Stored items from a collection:
* * * * * * * * *

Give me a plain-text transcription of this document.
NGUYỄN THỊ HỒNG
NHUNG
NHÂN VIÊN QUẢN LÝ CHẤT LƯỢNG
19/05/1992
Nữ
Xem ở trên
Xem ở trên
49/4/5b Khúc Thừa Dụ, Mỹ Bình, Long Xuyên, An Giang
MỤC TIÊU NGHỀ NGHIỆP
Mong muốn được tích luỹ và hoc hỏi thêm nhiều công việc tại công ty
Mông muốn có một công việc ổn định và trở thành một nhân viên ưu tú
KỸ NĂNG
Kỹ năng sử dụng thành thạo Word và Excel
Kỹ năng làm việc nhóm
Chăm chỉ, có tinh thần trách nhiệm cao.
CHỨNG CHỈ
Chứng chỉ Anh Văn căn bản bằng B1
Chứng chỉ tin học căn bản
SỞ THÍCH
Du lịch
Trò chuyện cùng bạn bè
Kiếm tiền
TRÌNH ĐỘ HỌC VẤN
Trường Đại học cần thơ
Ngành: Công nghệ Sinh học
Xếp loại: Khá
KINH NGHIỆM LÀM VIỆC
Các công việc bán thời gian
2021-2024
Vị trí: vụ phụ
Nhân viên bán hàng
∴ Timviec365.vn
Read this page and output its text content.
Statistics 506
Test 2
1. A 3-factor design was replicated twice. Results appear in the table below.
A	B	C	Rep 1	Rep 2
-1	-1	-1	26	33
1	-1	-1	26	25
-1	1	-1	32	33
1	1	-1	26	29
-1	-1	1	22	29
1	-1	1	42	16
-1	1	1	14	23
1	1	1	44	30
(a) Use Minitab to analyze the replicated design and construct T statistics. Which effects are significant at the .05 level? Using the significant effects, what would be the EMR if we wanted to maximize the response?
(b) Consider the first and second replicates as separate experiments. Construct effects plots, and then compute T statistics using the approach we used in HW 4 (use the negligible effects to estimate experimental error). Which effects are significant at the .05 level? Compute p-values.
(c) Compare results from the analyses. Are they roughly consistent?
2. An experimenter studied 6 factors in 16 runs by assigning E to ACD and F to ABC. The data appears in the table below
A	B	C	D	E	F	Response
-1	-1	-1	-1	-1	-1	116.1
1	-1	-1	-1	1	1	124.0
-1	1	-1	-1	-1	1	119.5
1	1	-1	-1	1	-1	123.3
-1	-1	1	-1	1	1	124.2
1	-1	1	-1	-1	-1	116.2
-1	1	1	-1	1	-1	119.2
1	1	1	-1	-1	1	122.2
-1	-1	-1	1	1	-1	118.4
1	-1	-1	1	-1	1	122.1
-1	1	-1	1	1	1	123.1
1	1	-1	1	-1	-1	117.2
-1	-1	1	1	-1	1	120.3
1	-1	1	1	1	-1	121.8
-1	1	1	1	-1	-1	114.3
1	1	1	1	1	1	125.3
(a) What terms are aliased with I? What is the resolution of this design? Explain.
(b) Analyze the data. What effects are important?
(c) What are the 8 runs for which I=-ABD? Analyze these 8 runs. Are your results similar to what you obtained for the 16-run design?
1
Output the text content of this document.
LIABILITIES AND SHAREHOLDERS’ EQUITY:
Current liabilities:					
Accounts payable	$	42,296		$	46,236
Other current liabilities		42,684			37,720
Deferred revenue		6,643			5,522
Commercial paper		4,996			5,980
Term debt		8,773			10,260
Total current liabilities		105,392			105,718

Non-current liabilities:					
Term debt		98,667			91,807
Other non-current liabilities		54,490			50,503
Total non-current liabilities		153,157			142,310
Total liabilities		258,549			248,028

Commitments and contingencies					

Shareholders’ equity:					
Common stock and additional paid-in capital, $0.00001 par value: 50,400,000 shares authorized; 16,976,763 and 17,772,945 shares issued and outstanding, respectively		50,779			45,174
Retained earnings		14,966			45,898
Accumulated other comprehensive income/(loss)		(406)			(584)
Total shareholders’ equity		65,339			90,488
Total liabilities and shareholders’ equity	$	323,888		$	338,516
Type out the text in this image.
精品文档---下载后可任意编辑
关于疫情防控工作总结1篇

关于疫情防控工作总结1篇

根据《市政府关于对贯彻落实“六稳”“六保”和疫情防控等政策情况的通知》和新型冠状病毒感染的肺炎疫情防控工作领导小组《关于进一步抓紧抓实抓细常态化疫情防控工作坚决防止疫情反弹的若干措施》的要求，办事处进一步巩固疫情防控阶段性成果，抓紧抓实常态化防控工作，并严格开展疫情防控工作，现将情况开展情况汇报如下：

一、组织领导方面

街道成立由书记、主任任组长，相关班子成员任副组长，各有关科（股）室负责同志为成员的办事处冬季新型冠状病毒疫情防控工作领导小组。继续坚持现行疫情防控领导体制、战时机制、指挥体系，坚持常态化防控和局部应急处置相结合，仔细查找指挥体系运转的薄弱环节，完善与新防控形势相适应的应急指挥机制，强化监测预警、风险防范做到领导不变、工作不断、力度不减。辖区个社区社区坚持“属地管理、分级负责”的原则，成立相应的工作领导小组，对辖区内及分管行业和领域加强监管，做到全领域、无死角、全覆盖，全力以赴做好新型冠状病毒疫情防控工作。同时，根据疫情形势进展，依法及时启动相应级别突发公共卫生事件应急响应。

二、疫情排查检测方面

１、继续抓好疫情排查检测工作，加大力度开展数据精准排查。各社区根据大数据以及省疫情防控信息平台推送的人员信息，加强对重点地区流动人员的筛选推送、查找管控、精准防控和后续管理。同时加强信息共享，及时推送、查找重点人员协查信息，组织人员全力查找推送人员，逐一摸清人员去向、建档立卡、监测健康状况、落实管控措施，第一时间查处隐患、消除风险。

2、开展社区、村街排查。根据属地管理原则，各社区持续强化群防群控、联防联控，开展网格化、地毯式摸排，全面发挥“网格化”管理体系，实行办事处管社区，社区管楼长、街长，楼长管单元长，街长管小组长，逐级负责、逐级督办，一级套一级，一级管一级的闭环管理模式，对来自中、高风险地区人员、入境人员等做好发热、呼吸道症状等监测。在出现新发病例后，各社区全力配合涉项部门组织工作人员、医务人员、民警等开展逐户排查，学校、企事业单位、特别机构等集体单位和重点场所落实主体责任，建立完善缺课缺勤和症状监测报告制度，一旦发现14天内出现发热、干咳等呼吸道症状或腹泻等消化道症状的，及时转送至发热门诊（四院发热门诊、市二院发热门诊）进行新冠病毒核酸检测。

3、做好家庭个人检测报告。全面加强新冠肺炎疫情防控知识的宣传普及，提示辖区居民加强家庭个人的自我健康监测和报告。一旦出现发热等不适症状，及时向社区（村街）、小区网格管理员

* * * * * * * * *

__What the task asks__. Search the records for the string "runs" and return every line in which it occurs.

__Worked solution__.
2. An experimenter studied 6 factors in 16 runs by assigning E to ACD and F to ABC. The data appears in the table below
(c) What are the 8 runs for which I=-ABD? Analyze these 8 runs. Are your results similar to what you obtained for the 16-run design?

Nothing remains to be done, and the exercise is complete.